**GIVEN PROBLEM:** Locate each line containing the string "What" and copy it out.

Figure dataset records
-- start --
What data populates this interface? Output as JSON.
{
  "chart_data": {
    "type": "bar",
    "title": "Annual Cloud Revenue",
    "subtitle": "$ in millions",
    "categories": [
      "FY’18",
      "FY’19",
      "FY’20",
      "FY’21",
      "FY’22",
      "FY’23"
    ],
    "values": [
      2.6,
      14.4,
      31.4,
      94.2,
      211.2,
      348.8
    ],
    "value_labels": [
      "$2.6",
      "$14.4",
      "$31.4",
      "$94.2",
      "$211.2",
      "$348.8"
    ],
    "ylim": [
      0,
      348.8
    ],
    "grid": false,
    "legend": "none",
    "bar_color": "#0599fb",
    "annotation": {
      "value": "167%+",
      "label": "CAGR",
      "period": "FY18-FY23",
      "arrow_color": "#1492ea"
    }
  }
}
-- end --
-- start --
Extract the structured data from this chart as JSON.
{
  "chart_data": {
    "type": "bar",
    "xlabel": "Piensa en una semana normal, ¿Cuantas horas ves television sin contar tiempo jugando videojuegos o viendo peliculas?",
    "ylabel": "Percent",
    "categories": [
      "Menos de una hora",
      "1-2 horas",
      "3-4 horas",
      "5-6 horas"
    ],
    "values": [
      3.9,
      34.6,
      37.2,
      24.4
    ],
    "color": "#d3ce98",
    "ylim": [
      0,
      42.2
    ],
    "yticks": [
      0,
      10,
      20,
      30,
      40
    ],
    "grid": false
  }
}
-- end --
-- start --
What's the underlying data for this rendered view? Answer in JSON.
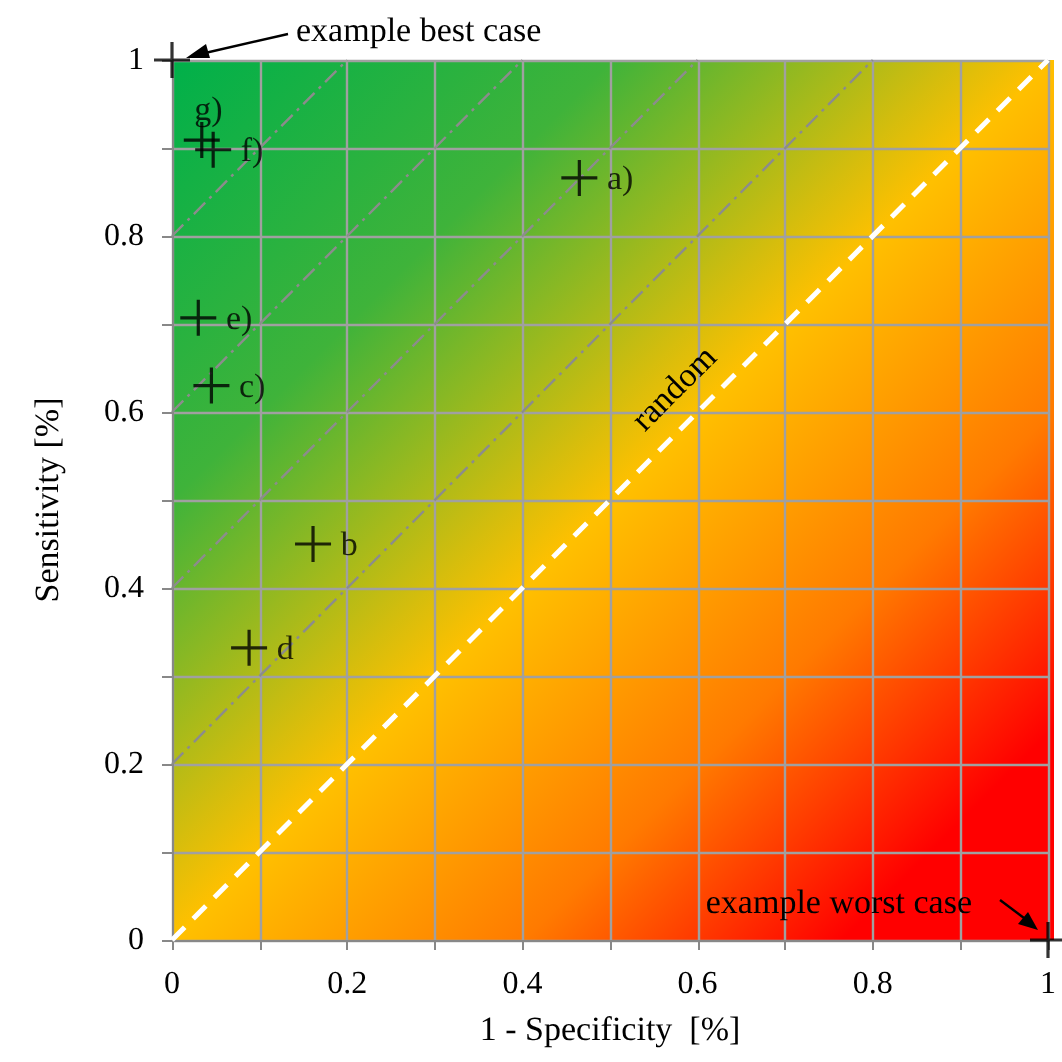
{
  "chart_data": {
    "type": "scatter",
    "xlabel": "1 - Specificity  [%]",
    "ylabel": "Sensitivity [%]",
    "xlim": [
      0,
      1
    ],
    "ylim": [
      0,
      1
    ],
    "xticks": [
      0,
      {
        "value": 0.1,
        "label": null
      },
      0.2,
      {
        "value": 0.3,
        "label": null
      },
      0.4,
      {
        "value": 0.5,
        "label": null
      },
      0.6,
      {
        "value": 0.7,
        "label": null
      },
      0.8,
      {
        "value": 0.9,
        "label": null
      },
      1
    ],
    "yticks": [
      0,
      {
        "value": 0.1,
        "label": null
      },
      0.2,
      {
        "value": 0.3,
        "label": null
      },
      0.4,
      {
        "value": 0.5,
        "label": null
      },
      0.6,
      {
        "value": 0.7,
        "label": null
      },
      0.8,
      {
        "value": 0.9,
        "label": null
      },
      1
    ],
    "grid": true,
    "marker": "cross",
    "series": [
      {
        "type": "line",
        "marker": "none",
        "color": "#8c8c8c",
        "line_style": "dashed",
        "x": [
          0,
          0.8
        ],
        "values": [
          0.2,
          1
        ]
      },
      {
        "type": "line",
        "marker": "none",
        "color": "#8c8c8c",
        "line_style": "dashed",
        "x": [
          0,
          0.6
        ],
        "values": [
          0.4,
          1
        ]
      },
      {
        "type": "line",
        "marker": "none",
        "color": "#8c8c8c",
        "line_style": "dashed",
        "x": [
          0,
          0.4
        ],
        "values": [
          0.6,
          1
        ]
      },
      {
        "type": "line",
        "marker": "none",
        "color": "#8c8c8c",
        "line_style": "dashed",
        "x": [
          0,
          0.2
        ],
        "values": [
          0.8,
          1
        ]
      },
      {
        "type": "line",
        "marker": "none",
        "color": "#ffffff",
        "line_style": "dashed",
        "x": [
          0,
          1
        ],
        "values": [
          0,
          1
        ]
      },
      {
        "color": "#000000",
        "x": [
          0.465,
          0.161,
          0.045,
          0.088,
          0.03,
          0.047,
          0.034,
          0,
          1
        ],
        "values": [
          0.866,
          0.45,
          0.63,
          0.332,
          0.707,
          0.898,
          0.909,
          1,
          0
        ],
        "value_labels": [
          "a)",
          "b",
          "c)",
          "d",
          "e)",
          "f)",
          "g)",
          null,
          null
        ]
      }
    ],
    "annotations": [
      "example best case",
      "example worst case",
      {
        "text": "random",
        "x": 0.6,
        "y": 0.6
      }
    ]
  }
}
-- end --
**COMPLETE OUTPUT:**
What data populates this interface? Output as JSON.
What's the underlying data for this rendered view? Answer in JSON.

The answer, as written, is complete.